◆ **WHAT YOU SHOULD DO**
Each record that follows is to be reproduced character for character, pictures excepted.
[Start of section]
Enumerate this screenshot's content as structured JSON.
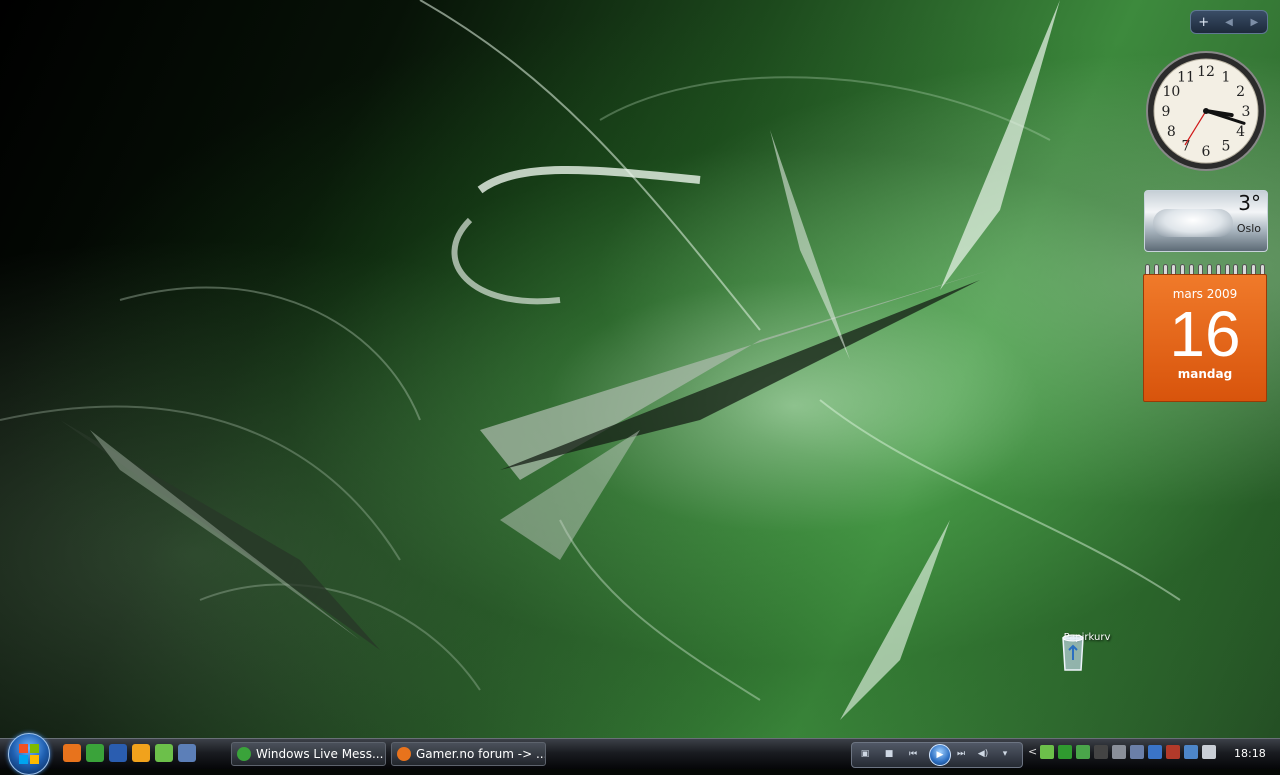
{
  "gadgets": {
    "sidebar_controls": {
      "add": "+",
      "prev": "◀",
      "next": "▶"
    },
    "clock": {
      "numbers": [
        "12",
        "1",
        "2",
        "3",
        "4",
        "5",
        "6",
        "7",
        "8",
        "9",
        "10",
        "11"
      ],
      "hour": 3,
      "minute": 18
    },
    "weather": {
      "temperature": "3°",
      "city": "Oslo"
    },
    "calendar": {
      "month_year": "mars 2009",
      "day": "16",
      "weekday": "mandag"
    }
  },
  "desktop_icons": [
    {
      "label": "Papirkurv",
      "icon": "recycle-bin-icon"
    }
  ],
  "taskbar": {
    "start_icon": "windows-logo-icon",
    "quick_launch": [
      {
        "icon": "firefox-icon",
        "color": "#e8731c"
      },
      {
        "icon": "messenger-icon",
        "color": "#3aa33a"
      },
      {
        "icon": "word-icon",
        "color": "#2a5db0"
      },
      {
        "icon": "media-player-icon",
        "color": "#f1a21c"
      },
      {
        "icon": "spotify-icon",
        "color": "#6cc04a"
      },
      {
        "icon": "editor-icon",
        "color": "#5c7fb8"
      }
    ],
    "tasks": [
      {
        "label": "Windows Live Mess...",
        "icon": "messenger-icon",
        "color": "#3aa33a"
      },
      {
        "label": "Gamer.no forum -> ...",
        "icon": "firefox-icon",
        "color": "#e8731c"
      }
    ],
    "tray_icons": [
      {
        "icon": "spotify-tray-icon",
        "color": "#6cc04a"
      },
      {
        "icon": "h-tray-icon",
        "color": "#2f9a2f"
      },
      {
        "icon": "messenger-tray-icon",
        "color": "#4aa54a"
      },
      {
        "icon": "steam-tray-icon",
        "color": "#444444"
      },
      {
        "icon": "network-signal-icon",
        "color": "#8a8f99"
      },
      {
        "icon": "display-icon",
        "color": "#6b7fa8"
      },
      {
        "icon": "antivirus-icon",
        "color": "#3a74c8"
      },
      {
        "icon": "safely-remove-icon",
        "color": "#b23a2a"
      },
      {
        "icon": "network-icon",
        "color": "#4d86c9"
      },
      {
        "icon": "volume-icon",
        "color": "#c9ced6"
      }
    ],
    "clock_time": "18:18"
  }
}
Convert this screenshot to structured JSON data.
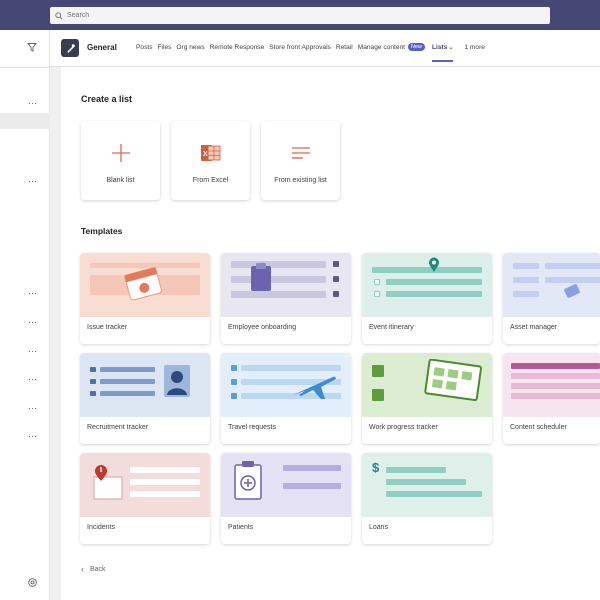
{
  "search": {
    "placeholder": "Search"
  },
  "channel": {
    "name": "General"
  },
  "tabs": [
    "Posts",
    "Files",
    "Org news",
    "Remote Response",
    "Store front Approvals",
    "Retail",
    "Manage content"
  ],
  "tab_badge": "New",
  "active_tab": "Lists",
  "more_tab": "1 more",
  "create": {
    "title": "Create a list",
    "options": [
      "Blank list",
      "From Excel",
      "From existing list"
    ]
  },
  "templates": {
    "title": "Templates",
    "items": [
      "Issue tracker",
      "Employee onboarding",
      "Event itinerary",
      "Asset manager",
      "Recruitment tracker",
      "Travel requests",
      "Work progress tracker",
      "Content scheduler",
      "Incidents",
      "Patients",
      "Loans"
    ]
  },
  "back_label": "Back",
  "colors": {
    "titlebar": "#464775",
    "accent": "#5b5fc7",
    "office_orange": "#d83b01"
  }
}
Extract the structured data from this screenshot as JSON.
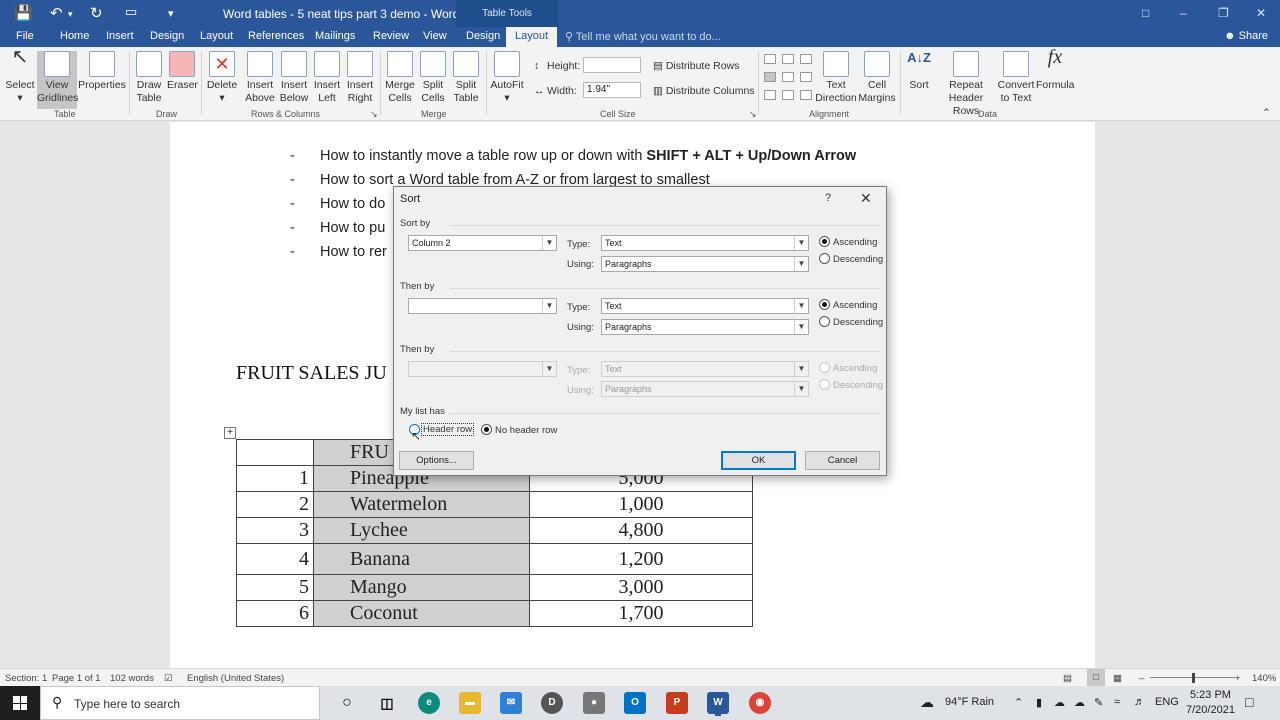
[End of section]
◆ **SOLUTION TO THIS EXERCISE**
Enumerate this screenshot's content as structured JSON.
{
  "gadgets": {
    "sidebar_controls": {
      "add": "+",
      "prev": "◀",
      "next": "▶"
    },
    "clock": {
      "numbers": [
        "12",
        "1",
        "2",
        "3",
        "4",
        "5",
        "6",
        "7",
        "8",
        "9",
        "10",
        "11"
      ],
      "hour": 3,
      "minute": 18
    },
    "weather": {
      "temperature": "3°",
      "city": "Oslo"
    },
    "calendar": {
      "month_year": "mars 2009",
      "day": "16",
      "weekday": "mandag"
    }
  },
  "desktop_icons": [
    {
      "label": "Papirkurv",
      "icon": "recycle-bin-icon"
    }
  ],
  "taskbar": {
    "start_icon": "windows-logo-icon",
    "quick_launch": [
      {
        "icon": "firefox-icon",
        "color": "#e8731c"
      },
      {
        "icon": "messenger-icon",
        "color": "#3aa33a"
      },
      {
        "icon": "word-icon",
        "color": "#2a5db0"
      },
      {
        "icon": "media-player-icon",
        "color": "#f1a21c"
      },
      {
        "icon": "spotify-icon",
        "color": "#6cc04a"
      },
      {
        "icon": "editor-icon",
        "color": "#5c7fb8"
      }
    ],
    "tasks": [
      {
        "label": "Windows Live Mess...",
        "icon": "messenger-icon",
        "color": "#3aa33a"
      },
      {
        "label": "Gamer.no forum -> ...",
        "icon": "firefox-icon",
        "color": "#e8731c"
      }
    ],
    "tray_icons": [
      {
        "icon": "spotify-tray-icon",
        "color": "#6cc04a"
      },
      {
        "icon": "h-tray-icon",
        "color": "#2f9a2f"
      },
      {
        "icon": "messenger-tray-icon",
        "color": "#4aa54a"
      },
      {
        "icon": "steam-tray-icon",
        "color": "#444444"
      },
      {
        "icon": "network-signal-icon",
        "color": "#8a8f99"
      },
      {
        "icon": "display-icon",
        "color": "#6b7fa8"
      },
      {
        "icon": "antivirus-icon",
        "color": "#3a74c8"
      },
      {
        "icon": "safely-remove-icon",
        "color": "#b23a2a"
      },
      {
        "icon": "network-icon",
        "color": "#4d86c9"
      },
      {
        "icon": "volume-icon",
        "color": "#c9ced6"
      }
    ],
    "clock_time": "18:18"
  }
}
Convert this screenshot to structured JSON data.
{
  "search": {
    "placeholder": "Search"
  },
  "channel": {
    "name": "General"
  },
  "tabs": [
    "Posts",
    "Files",
    "Org news",
    "Remote Response",
    "Store front Approvals",
    "Retail",
    "Manage content"
  ],
  "tab_badge": "New",
  "active_tab": "Lists",
  "more_tab": "1 more",
  "create": {
    "title": "Create a list",
    "options": [
      "Blank list",
      "From Excel",
      "From existing list"
    ]
  },
  "templates": {
    "title": "Templates",
    "items": [
      "Issue tracker",
      "Employee onboarding",
      "Event itinerary",
      "Asset manager",
      "Recruitment tracker",
      "Travel requests",
      "Work progress tracker",
      "Content scheduler",
      "Incidents",
      "Patients",
      "Loans"
    ]
  },
  "back_label": "Back",
  "colors": {
    "titlebar": "#464775",
    "accent": "#5b5fc7",
    "office_orange": "#d83b01"
  }
}
Extract the structured data from this screenshot as JSON.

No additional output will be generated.